**What to do**
Without the pictures, set down every line of the data exactly.

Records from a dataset
================

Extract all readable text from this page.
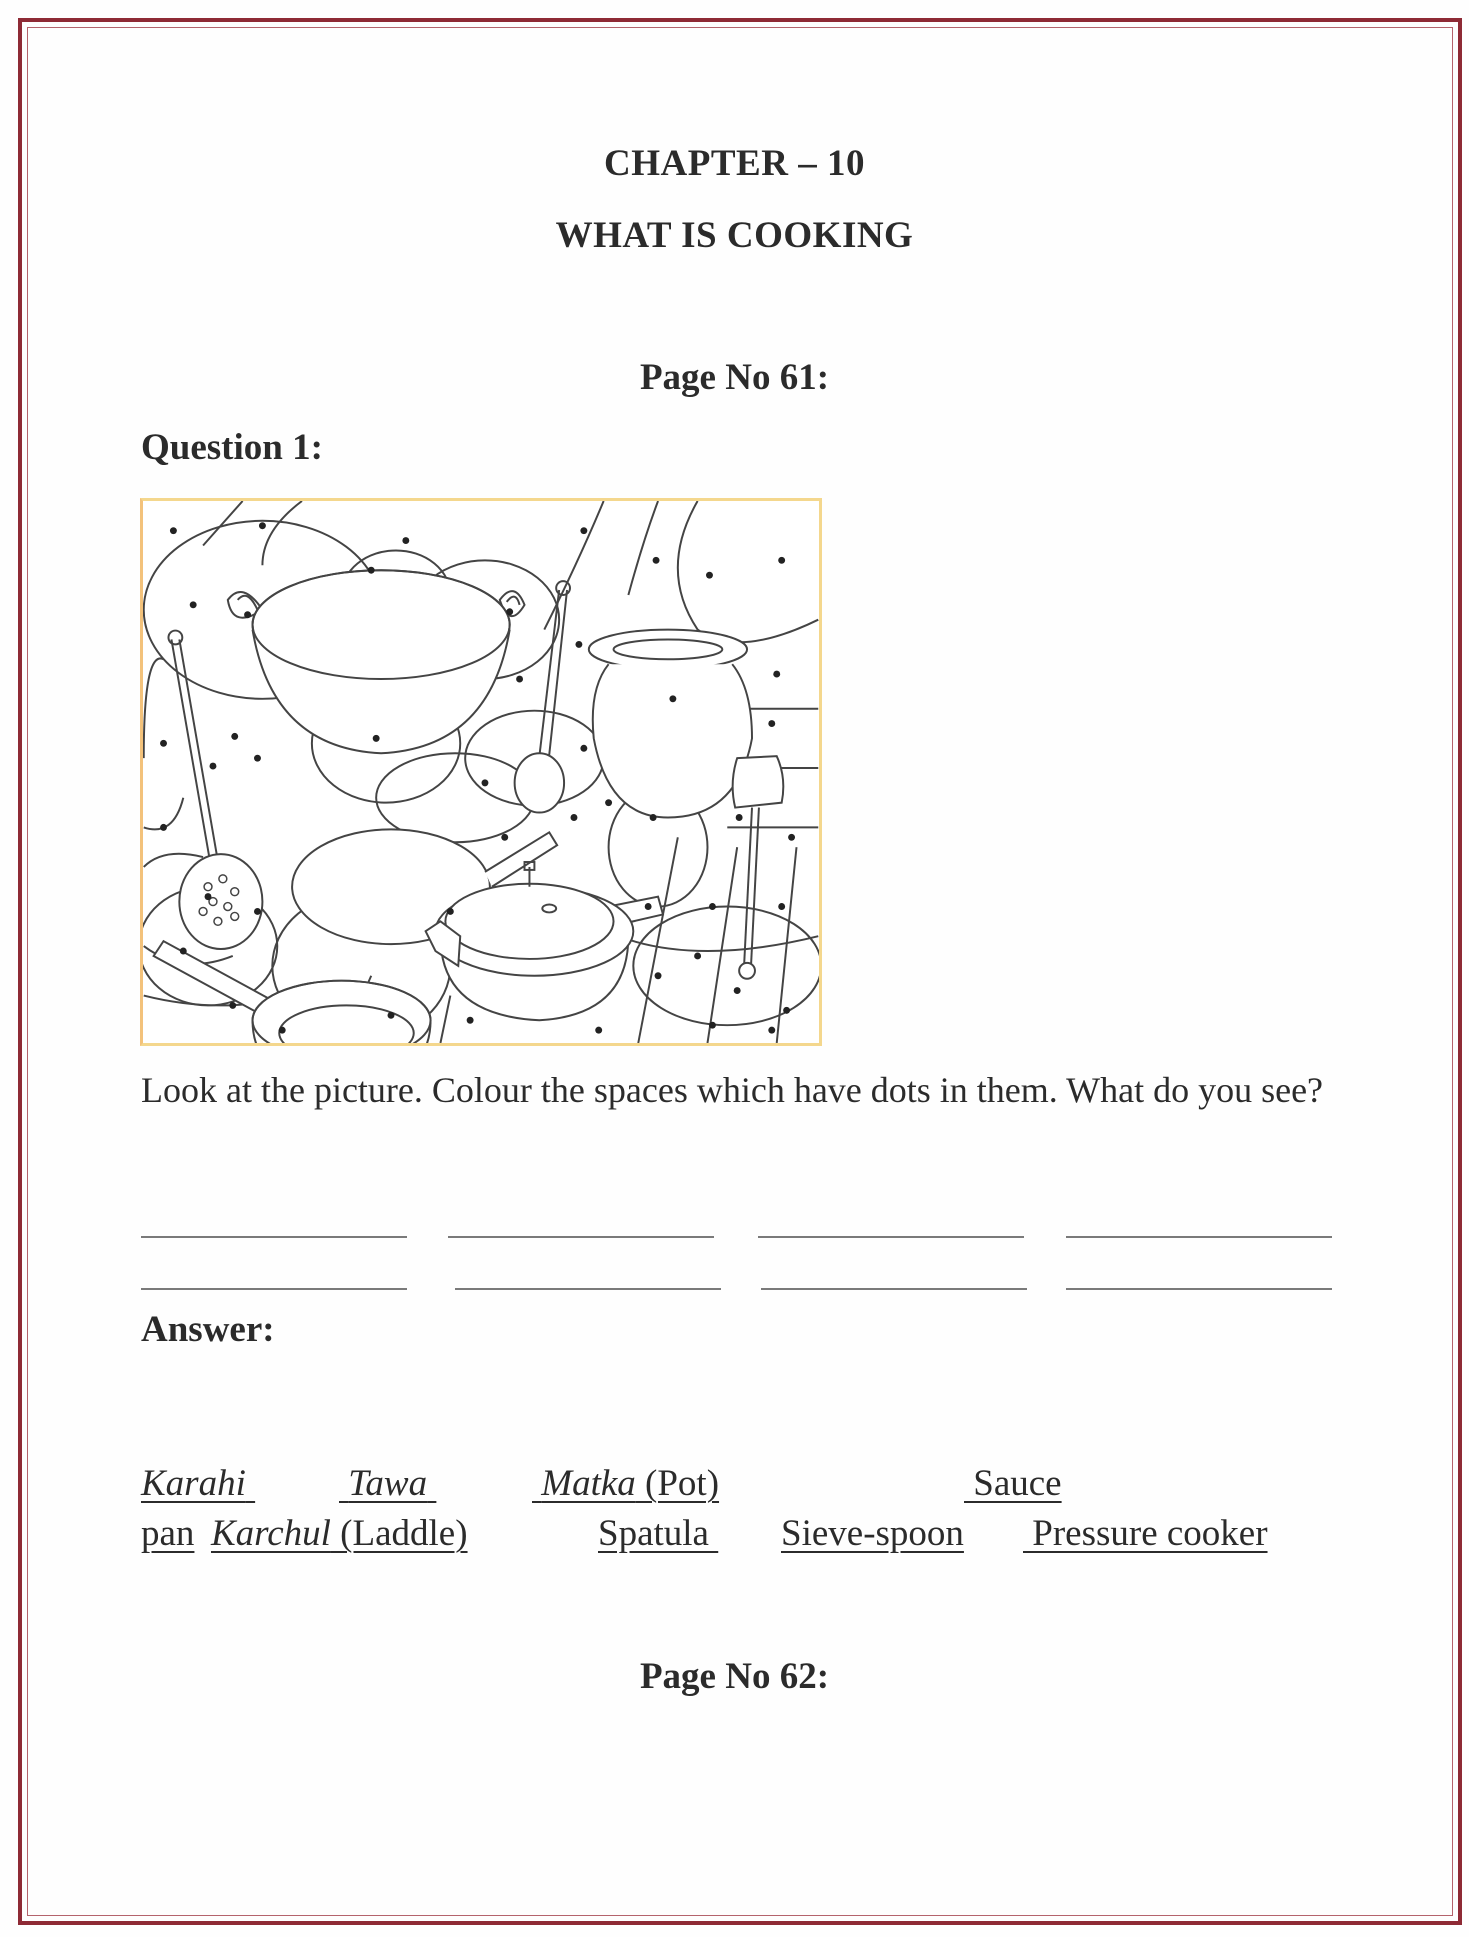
CHAPTER – 10
WHAT IS COOKING
Page No 61:
Question 1:
Look at the picture. Colour the spaces which have dots in them. What do you see?
Answer:
Karahi	Tawa	Matka (Pot)	Sauce
pan Karchul (Laddle)	Spatula Sieve-spoon Pressure cooker
Page No 62:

================

**Task output**
Extract all readable text from this page.
CHAPTER – 10
WHAT IS COOKING
Page No 61:
Question 1:
Look at the picture. Colour the spaces which have dots in them. What do you see?
Answer:
Karahi	Tawa	Matka (Pot)	Sauce
pan Karchul (Laddle)	Spatula Sieve-spoon Pressure cooker
Page No 62:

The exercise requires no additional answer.